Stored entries
** BEGIN **

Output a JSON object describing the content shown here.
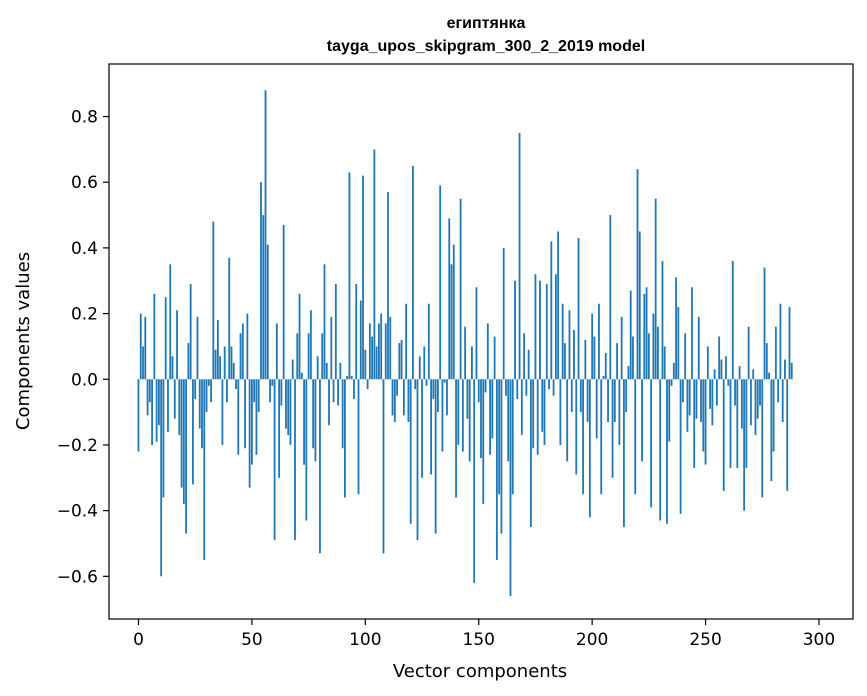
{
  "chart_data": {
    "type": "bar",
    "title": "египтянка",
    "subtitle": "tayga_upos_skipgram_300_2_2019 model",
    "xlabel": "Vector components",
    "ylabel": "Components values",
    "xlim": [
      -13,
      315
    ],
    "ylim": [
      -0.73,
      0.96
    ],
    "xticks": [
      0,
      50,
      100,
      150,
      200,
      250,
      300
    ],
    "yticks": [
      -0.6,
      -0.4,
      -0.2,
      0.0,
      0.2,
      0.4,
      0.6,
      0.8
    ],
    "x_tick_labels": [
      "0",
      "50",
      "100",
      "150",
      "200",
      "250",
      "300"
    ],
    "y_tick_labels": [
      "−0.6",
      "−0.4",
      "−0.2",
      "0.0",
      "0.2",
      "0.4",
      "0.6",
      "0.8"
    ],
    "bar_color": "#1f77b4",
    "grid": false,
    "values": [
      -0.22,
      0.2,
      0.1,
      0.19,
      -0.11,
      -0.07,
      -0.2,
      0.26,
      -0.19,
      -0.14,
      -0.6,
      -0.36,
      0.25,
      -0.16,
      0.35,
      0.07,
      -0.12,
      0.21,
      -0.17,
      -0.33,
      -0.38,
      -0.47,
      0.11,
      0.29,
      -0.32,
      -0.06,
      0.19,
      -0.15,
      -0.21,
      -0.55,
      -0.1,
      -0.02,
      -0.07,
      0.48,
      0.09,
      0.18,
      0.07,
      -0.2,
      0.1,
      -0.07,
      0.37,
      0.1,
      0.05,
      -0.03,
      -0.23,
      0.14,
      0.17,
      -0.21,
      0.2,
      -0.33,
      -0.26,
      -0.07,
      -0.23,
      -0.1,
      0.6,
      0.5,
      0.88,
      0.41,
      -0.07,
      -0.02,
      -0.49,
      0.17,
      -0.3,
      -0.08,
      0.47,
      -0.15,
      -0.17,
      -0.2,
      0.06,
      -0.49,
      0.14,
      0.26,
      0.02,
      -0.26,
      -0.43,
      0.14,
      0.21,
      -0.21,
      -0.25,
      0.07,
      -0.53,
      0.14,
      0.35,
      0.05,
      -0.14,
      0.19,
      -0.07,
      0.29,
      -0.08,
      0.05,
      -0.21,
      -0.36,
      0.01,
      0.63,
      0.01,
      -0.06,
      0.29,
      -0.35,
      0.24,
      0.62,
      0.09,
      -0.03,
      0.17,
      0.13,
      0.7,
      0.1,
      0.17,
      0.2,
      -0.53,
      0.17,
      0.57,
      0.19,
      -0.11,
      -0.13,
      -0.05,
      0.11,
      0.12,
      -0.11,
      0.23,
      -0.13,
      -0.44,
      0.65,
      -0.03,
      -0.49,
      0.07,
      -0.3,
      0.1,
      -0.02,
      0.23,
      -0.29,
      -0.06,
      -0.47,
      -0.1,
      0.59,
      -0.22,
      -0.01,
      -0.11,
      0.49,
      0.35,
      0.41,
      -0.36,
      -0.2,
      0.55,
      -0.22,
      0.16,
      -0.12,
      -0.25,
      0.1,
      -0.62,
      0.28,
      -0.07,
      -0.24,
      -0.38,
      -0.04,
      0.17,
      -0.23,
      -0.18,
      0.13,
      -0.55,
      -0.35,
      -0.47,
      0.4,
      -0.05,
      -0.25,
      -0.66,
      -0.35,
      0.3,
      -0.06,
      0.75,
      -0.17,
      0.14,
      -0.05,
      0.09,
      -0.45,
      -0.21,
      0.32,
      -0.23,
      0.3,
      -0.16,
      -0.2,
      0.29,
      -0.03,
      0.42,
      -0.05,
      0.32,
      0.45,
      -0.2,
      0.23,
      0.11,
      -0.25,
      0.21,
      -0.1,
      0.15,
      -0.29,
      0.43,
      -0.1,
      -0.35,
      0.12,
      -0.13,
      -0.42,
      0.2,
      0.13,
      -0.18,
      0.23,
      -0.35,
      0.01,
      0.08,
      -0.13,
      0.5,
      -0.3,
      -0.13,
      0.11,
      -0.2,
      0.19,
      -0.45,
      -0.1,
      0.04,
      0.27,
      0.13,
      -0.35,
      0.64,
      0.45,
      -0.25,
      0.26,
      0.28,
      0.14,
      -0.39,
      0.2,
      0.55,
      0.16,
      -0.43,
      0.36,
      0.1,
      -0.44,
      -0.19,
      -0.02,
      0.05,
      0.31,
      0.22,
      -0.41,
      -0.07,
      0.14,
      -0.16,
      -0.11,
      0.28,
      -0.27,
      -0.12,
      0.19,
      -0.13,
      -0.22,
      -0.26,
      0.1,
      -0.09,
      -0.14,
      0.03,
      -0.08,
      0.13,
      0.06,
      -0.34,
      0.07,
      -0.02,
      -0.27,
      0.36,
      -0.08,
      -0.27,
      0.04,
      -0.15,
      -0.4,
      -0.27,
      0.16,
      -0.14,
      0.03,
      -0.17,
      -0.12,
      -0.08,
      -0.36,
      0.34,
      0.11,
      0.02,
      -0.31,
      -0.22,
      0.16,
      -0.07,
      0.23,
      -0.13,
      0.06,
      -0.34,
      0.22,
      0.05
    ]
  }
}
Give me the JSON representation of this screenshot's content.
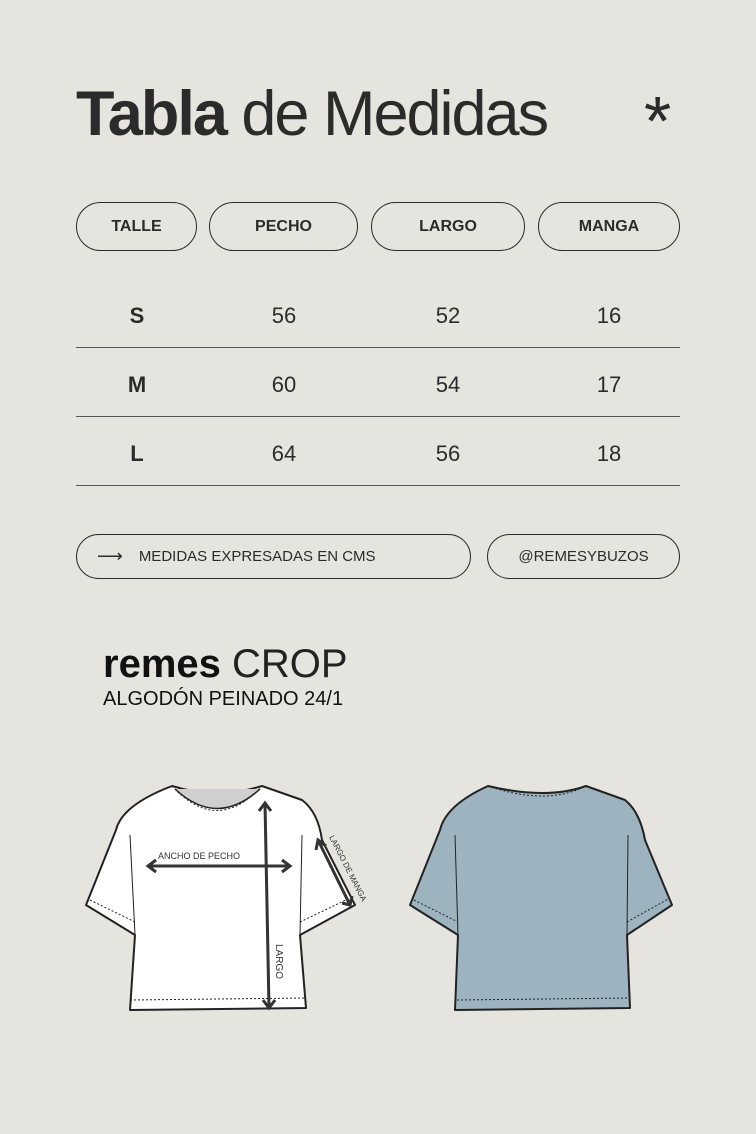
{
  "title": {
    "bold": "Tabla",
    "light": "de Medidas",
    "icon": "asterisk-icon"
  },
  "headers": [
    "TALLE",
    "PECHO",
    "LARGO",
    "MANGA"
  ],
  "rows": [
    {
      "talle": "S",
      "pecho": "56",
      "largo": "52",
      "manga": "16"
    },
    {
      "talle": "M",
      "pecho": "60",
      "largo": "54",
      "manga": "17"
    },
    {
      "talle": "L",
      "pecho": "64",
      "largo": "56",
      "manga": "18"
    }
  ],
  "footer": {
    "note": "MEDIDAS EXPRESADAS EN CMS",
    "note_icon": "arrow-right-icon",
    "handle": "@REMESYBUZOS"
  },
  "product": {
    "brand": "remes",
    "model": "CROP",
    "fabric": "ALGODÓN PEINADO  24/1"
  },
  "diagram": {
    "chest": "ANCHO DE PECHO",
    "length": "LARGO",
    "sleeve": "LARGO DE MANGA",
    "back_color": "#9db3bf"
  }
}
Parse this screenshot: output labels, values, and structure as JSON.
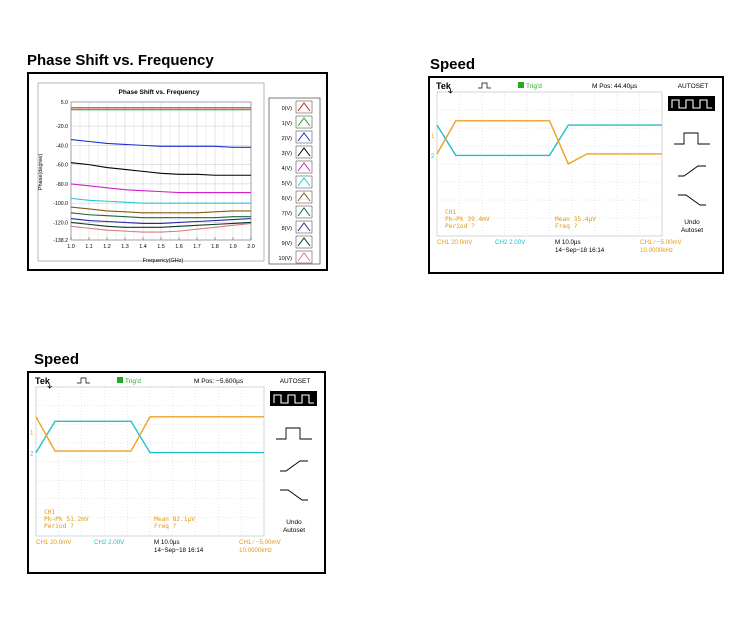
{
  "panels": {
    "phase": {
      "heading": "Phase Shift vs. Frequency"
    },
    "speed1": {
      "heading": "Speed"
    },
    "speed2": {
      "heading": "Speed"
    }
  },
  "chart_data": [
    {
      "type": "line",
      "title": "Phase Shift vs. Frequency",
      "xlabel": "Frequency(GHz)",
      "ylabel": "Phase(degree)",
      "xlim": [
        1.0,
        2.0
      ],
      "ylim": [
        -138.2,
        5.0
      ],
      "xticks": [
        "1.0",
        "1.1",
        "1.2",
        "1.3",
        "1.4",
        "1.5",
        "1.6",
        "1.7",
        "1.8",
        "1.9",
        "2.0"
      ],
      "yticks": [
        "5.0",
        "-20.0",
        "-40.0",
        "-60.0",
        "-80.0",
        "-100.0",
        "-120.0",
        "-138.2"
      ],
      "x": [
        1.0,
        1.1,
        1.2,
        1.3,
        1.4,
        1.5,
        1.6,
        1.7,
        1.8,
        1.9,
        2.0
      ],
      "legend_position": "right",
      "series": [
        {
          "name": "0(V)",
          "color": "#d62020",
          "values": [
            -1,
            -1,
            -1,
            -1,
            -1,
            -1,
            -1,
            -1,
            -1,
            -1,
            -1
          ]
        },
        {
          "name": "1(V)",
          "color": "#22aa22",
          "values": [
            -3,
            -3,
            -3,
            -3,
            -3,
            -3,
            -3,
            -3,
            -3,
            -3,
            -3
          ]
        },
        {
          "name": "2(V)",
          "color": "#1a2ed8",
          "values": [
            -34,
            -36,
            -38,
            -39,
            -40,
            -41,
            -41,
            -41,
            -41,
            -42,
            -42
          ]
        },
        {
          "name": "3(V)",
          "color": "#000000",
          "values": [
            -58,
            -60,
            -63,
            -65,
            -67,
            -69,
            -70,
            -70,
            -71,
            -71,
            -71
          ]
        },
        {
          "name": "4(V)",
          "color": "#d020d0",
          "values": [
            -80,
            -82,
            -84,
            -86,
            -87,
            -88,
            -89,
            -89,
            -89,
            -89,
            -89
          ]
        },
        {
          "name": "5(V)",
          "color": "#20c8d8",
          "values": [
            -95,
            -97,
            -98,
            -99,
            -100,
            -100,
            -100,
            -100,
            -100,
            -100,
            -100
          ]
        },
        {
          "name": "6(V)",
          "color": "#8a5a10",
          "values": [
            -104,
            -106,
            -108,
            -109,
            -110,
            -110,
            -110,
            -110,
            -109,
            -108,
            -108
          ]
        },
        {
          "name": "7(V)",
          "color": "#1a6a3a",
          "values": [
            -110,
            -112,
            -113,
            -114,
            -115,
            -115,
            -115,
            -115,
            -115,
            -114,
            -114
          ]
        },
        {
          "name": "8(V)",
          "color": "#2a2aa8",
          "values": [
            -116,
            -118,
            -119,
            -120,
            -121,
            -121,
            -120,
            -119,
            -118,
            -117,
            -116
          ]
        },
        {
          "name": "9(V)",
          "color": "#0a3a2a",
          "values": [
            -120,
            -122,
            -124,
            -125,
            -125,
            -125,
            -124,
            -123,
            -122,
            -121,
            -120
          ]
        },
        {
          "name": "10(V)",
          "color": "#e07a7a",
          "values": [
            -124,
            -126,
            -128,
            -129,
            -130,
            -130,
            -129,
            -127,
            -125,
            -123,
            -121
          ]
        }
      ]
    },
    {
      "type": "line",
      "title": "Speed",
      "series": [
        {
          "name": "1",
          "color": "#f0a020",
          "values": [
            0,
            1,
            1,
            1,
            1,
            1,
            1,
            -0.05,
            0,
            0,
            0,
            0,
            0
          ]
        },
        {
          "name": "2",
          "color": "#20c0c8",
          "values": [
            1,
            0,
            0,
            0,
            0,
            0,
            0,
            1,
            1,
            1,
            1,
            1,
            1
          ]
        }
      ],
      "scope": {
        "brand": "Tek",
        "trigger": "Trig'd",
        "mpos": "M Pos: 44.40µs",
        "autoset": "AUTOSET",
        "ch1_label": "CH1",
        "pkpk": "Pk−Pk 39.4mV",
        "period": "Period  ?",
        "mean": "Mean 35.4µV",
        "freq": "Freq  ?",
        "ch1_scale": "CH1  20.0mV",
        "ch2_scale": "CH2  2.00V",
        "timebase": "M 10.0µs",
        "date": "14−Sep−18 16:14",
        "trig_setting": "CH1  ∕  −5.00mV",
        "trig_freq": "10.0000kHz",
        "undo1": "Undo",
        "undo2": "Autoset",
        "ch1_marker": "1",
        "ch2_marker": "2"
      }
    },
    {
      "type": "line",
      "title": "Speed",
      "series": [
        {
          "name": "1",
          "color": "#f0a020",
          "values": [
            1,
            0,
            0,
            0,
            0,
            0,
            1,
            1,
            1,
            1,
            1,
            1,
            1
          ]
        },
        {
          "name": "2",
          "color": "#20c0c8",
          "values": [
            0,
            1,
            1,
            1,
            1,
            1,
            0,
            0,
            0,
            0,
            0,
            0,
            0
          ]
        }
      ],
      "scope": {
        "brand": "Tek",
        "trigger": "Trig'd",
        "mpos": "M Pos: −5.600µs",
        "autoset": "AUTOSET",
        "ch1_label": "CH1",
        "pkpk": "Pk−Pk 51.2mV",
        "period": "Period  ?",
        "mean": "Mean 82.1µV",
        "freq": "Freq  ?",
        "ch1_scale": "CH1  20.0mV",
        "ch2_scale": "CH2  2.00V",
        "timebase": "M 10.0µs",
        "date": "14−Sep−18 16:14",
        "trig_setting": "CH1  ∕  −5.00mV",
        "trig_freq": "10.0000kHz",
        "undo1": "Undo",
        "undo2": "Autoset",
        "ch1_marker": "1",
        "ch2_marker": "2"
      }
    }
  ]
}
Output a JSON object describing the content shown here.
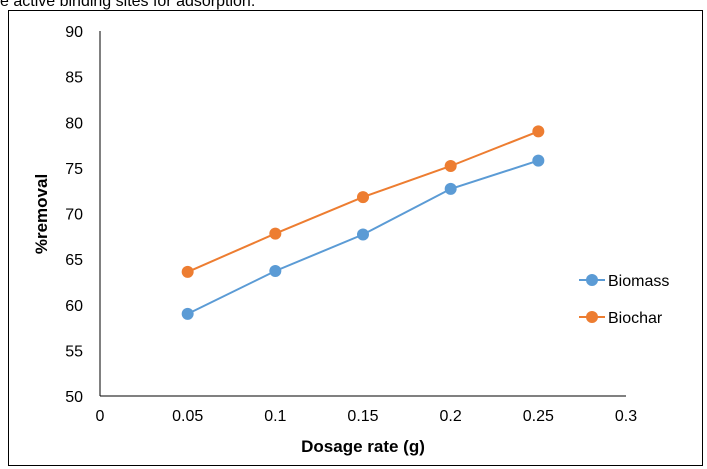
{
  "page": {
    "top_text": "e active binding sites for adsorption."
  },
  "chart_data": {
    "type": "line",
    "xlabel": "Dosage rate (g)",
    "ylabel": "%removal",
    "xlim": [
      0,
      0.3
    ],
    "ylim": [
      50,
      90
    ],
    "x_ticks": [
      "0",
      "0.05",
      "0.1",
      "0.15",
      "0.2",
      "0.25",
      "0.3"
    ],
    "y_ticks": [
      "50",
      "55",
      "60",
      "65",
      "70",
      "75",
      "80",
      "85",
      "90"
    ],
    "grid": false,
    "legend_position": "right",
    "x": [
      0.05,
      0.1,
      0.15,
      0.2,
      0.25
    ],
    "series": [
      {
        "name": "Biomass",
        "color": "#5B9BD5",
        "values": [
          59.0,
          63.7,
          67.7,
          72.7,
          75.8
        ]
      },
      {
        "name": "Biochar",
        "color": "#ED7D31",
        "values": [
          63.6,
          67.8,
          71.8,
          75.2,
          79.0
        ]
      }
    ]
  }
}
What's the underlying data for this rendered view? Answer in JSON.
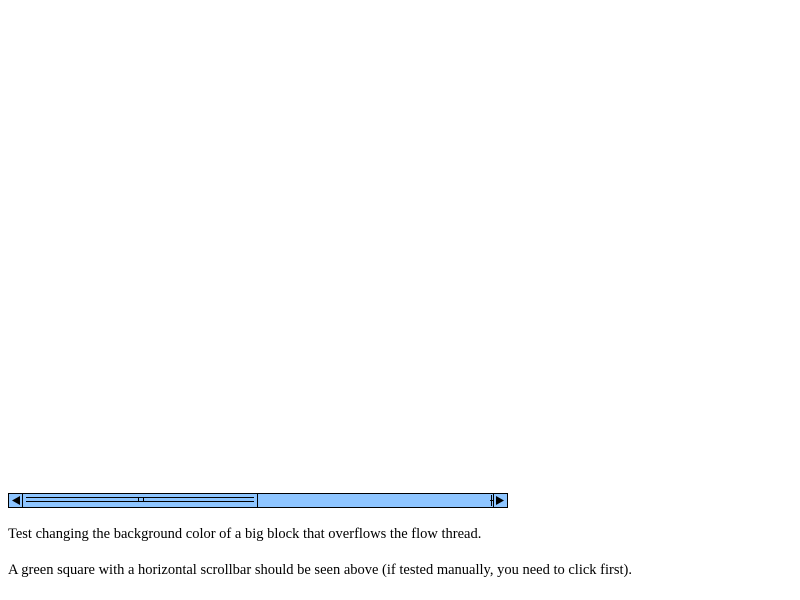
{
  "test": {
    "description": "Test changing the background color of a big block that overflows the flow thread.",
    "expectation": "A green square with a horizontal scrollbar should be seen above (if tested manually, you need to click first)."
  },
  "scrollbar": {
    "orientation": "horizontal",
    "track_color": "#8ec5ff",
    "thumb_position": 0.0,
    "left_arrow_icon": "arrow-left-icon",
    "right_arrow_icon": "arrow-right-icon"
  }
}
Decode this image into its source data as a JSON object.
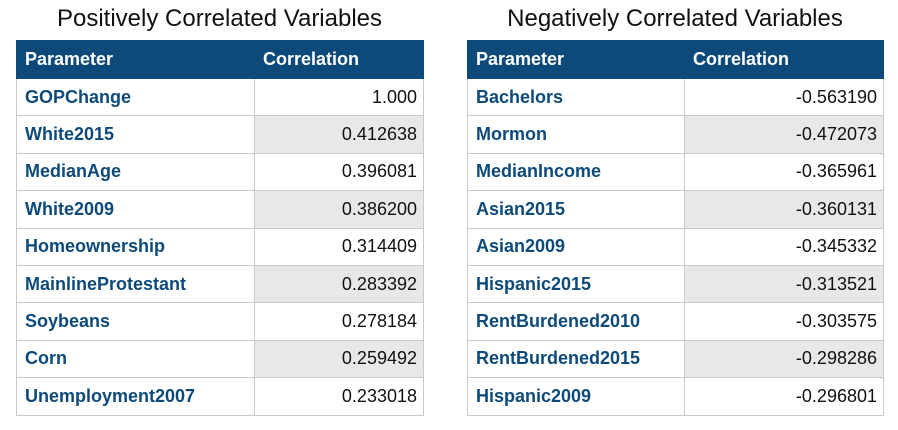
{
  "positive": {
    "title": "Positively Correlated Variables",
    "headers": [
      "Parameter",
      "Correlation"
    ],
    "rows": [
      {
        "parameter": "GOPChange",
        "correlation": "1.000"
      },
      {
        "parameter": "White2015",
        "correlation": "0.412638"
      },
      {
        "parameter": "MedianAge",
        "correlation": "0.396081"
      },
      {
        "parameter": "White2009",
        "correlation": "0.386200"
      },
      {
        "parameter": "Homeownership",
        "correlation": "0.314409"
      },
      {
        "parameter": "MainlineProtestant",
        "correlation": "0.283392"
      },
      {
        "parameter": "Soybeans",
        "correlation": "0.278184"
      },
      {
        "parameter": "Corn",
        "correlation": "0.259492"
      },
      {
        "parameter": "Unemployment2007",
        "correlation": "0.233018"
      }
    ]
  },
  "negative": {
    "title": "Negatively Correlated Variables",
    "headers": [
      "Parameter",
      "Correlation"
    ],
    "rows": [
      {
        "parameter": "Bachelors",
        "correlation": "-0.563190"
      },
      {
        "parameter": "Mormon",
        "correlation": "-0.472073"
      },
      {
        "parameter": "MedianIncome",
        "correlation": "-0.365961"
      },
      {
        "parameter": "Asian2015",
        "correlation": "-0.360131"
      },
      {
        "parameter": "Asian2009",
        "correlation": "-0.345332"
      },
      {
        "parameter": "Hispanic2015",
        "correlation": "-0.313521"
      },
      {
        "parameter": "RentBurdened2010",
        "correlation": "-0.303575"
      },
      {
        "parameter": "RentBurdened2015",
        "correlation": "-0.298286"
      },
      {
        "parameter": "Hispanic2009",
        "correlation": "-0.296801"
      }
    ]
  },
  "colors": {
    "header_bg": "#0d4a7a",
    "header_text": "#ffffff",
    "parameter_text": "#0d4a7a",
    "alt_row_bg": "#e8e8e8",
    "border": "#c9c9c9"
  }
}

** END **

Show every line of the listing in which the string "arrow" can be found.

    "note_icon": "arrow-right-icon",
    "left_arrow_icon": "arrow-left-icon",
    "right_arrow_icon": "arrow-right-icon"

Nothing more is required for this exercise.